_What to do_
Find every line in the records below that holds the word "公式之家" and copy it.

[Stored data entries]
* Begin *
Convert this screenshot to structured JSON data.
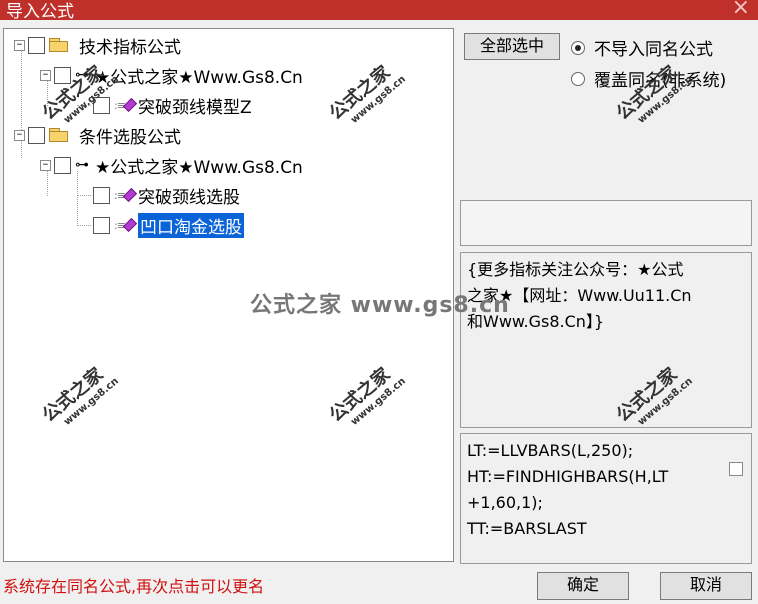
{
  "window": {
    "title": "导入公式",
    "close_glyph": "×"
  },
  "tree": {
    "items": [
      {
        "label": "技术指标公式",
        "type": "folder"
      },
      {
        "label": "★公式之家★Www.Gs8.Cn",
        "type": "group"
      },
      {
        "label": "突破颈线模型Z",
        "type": "formula"
      },
      {
        "label": "条件选股公式",
        "type": "folder"
      },
      {
        "label": "★公式之家★Www.Gs8.Cn",
        "type": "group"
      },
      {
        "label": "突破颈线选股",
        "type": "formula"
      },
      {
        "label": "凹口淘金选股",
        "type": "formula",
        "selected": true
      }
    ],
    "expander_glyph": "−"
  },
  "right": {
    "select_all_label": "全部选中",
    "radio_options": [
      {
        "label": "不导入同名公式",
        "checked": true
      },
      {
        "label": "覆盖同名(非系统)",
        "checked": false
      }
    ],
    "name_box_value": "",
    "description_lines": [
      "{更多指标关注公众号：★公式",
      "之家★【网址：Www.Uu11.Cn",
      "和Www.Gs8.Cn】}"
    ],
    "code_lines": [
      "LT:=LLVBARS(L,250);",
      "HT:=FINDHIGHBARS(H,LT",
      "+1,60,1);",
      "TT:=BARSLAST"
    ]
  },
  "status": {
    "message": "系统存在同名公式,再次点击可以更名"
  },
  "buttons": {
    "ok_label": "确定",
    "cancel_label": "取消"
  },
  "watermark": {
    "center_text": "公式之家 www.gs8.cn",
    "stamp_text": "公式之家",
    "stamp_url": "www.gs8.cn"
  },
  "colors": {
    "titlebar": "#c0302b",
    "selection": "#0a64d8",
    "status_text": "#d01010",
    "gem": "#b23ad0",
    "folder": "#f6d36b"
  }
}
* End *
_Worked solution_
        "label": "★公式之家★Www.Gs8.Cn",
        "label": "★公式之家★Www.Gs8.Cn",
    "center_text": "公式之家 www.gs8.cn",
    "stamp_text": "公式之家",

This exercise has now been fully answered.